%%
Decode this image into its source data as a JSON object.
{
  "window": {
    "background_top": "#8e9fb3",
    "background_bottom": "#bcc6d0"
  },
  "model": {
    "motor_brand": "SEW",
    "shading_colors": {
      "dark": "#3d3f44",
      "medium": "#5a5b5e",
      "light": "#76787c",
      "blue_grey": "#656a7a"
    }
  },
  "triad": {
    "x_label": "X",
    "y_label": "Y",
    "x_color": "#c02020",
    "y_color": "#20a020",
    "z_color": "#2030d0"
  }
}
%%
# Work instructions:
Your task is to reproduce the whole listing exactly.

# Written response:
Decode this image into its source data as a JSON object.
{
  "window": {
    "background_top": "#8e9fb3",
    "background_bottom": "#bcc6d0"
  },
  "model": {
    "motor_brand": "SEW",
    "shading_colors": {
      "dark": "#3d3f44",
      "medium": "#5a5b5e",
      "light": "#76787c",
      "blue_grey": "#656a7a"
    }
  },
  "triad": {
    "x_label": "X",
    "y_label": "Y",
    "x_color": "#c02020",
    "y_color": "#20a020",
    "z_color": "#2030d0"
  }
}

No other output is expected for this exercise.